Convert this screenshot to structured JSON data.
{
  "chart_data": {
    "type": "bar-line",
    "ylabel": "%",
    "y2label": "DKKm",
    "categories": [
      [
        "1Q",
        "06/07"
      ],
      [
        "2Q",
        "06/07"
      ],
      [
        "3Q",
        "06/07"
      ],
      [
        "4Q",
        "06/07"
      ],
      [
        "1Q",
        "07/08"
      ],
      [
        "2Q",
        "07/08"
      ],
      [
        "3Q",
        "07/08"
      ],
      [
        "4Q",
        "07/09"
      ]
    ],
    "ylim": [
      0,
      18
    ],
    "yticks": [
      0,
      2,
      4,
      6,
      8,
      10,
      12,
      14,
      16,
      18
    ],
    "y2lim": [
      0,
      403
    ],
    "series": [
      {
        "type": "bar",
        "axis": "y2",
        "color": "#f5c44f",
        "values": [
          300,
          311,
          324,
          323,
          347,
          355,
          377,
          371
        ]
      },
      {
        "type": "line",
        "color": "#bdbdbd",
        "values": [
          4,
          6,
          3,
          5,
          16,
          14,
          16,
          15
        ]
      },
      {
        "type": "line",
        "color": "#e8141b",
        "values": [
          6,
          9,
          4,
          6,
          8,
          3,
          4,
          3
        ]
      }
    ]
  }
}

AIM:
Copy every line exactly. Leave nothing out.

ANSWER TO THIS EXERCISE:
Convert this screenshot to structured JSON data.
{
  "chart_data": {
    "type": "bar-line",
    "ylabel": "%",
    "y2label": "DKKm",
    "categories": [
      [
        "1Q",
        "06/07"
      ],
      [
        "2Q",
        "06/07"
      ],
      [
        "3Q",
        "06/07"
      ],
      [
        "4Q",
        "06/07"
      ],
      [
        "1Q",
        "07/08"
      ],
      [
        "2Q",
        "07/08"
      ],
      [
        "3Q",
        "07/08"
      ],
      [
        "4Q",
        "07/09"
      ]
    ],
    "ylim": [
      0,
      18
    ],
    "yticks": [
      0,
      2,
      4,
      6,
      8,
      10,
      12,
      14,
      16,
      18
    ],
    "y2lim": [
      0,
      403
    ],
    "series": [
      {
        "type": "bar",
        "axis": "y2",
        "color": "#f5c44f",
        "values": [
          300,
          311,
          324,
          323,
          347,
          355,
          377,
          371
        ]
      },
      {
        "type": "line",
        "color": "#bdbdbd",
        "values": [
          4,
          6,
          3,
          5,
          16,
          14,
          16,
          15
        ]
      },
      {
        "type": "line",
        "color": "#e8141b",
        "values": [
          6,
          9,
          4,
          6,
          8,
          3,
          4,
          3
        ]
      }
    ]
  }
}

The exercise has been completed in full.